**WHAT TO PRODUCE**
Copy the items verbatim, from the very first line down to and including the line that contains "102, 477, 115]".

**DATASET RECORDS**
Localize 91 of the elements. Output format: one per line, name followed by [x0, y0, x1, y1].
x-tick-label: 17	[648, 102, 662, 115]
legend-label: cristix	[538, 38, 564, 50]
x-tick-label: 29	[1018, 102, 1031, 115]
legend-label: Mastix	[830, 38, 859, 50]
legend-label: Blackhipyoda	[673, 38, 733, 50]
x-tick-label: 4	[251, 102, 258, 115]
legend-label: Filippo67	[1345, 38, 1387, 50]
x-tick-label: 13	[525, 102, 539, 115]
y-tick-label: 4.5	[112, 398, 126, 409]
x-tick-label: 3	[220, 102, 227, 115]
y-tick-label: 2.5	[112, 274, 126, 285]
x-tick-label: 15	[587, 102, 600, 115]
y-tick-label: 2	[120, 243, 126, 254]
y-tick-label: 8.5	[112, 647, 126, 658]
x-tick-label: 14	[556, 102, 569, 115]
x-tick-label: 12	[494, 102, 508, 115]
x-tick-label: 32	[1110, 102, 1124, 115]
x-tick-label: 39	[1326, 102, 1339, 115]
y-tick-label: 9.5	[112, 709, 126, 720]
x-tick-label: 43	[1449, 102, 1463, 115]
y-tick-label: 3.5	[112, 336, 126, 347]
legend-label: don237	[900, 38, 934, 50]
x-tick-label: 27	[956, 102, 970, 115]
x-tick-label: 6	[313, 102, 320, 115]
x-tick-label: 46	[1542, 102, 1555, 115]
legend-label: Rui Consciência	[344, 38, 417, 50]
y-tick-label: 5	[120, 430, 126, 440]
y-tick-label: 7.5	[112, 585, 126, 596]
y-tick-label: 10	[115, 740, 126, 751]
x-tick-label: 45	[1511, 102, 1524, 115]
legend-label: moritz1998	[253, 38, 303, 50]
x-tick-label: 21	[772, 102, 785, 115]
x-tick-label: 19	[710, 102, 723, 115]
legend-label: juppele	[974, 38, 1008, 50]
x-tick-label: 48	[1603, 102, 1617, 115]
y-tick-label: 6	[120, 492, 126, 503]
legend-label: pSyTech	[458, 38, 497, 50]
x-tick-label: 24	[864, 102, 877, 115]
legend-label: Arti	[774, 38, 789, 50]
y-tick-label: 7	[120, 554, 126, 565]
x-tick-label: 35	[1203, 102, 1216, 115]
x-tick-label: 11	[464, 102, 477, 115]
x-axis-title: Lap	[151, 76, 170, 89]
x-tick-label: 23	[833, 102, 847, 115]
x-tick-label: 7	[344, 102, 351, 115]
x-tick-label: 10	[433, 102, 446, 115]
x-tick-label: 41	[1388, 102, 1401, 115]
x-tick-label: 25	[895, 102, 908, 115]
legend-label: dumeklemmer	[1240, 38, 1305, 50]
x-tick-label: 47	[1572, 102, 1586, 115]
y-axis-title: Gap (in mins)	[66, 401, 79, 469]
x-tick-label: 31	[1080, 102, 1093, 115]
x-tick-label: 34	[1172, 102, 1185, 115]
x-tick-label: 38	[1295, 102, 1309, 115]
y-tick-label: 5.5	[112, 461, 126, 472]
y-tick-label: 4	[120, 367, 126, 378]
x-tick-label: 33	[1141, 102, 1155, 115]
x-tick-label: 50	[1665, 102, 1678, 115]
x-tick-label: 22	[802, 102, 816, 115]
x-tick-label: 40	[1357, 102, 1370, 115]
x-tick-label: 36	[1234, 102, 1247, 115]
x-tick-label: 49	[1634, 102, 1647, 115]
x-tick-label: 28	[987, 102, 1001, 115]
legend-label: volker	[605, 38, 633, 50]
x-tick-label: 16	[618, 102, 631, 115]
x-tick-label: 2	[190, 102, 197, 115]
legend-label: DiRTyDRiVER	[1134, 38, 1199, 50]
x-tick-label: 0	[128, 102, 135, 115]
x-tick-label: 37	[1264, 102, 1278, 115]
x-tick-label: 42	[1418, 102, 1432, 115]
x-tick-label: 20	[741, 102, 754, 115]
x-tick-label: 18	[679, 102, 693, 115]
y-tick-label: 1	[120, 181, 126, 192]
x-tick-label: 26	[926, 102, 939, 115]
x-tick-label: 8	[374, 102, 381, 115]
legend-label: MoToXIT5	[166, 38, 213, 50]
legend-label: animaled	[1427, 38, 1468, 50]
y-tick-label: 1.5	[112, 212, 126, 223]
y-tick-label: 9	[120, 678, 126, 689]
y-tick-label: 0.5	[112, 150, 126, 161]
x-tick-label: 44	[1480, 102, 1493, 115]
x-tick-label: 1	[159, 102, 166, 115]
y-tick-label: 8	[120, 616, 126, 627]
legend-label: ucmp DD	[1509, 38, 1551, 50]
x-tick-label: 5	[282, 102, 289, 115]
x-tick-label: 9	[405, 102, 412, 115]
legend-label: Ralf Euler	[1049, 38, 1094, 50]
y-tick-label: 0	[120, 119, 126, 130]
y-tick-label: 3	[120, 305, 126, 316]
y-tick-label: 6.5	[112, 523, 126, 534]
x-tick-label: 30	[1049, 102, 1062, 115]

**THE RESULT**
Localize 91 of the elements. Output format: one per line, name followed by [x0, y0, x1, y1].
x-tick-label: 17	[648, 102, 662, 115]
legend-label: cristix	[538, 38, 564, 50]
x-tick-label: 29	[1018, 102, 1031, 115]
legend-label: Mastix	[830, 38, 859, 50]
legend-label: Blackhipyoda	[673, 38, 733, 50]
x-tick-label: 4	[251, 102, 258, 115]
legend-label: Filippo67	[1345, 38, 1387, 50]
x-tick-label: 13	[525, 102, 539, 115]
y-tick-label: 4.5	[112, 398, 126, 409]
x-tick-label: 3	[220, 102, 227, 115]
y-tick-label: 2.5	[112, 274, 126, 285]
x-tick-label: 15	[587, 102, 600, 115]
y-tick-label: 2	[120, 243, 126, 254]
y-tick-label: 8.5	[112, 647, 126, 658]
x-tick-label: 14	[556, 102, 569, 115]
x-tick-label: 12	[494, 102, 508, 115]
x-tick-label: 32	[1110, 102, 1124, 115]
x-tick-label: 39	[1326, 102, 1339, 115]
y-tick-label: 9.5	[112, 709, 126, 720]
x-tick-label: 43	[1449, 102, 1463, 115]
y-tick-label: 3.5	[112, 336, 126, 347]
legend-label: don237	[900, 38, 934, 50]
x-tick-label: 27	[956, 102, 970, 115]
x-tick-label: 6	[313, 102, 320, 115]
x-tick-label: 46	[1542, 102, 1555, 115]
legend-label: Rui Consciência	[344, 38, 417, 50]
y-tick-label: 5	[120, 430, 126, 440]
y-tick-label: 7.5	[112, 585, 126, 596]
y-tick-label: 10	[115, 740, 126, 751]
x-tick-label: 45	[1511, 102, 1524, 115]
legend-label: moritz1998	[253, 38, 303, 50]
x-tick-label: 21	[772, 102, 785, 115]
x-tick-label: 19	[710, 102, 723, 115]
legend-label: juppele	[974, 38, 1008, 50]
x-tick-label: 48	[1603, 102, 1617, 115]
y-tick-label: 6	[120, 492, 126, 503]
legend-label: pSyTech	[458, 38, 497, 50]
x-tick-label: 24	[864, 102, 877, 115]
legend-label: Arti	[774, 38, 789, 50]
y-tick-label: 7	[120, 554, 126, 565]
x-tick-label: 35	[1203, 102, 1216, 115]
x-tick-label: 11	[464, 102, 477, 115]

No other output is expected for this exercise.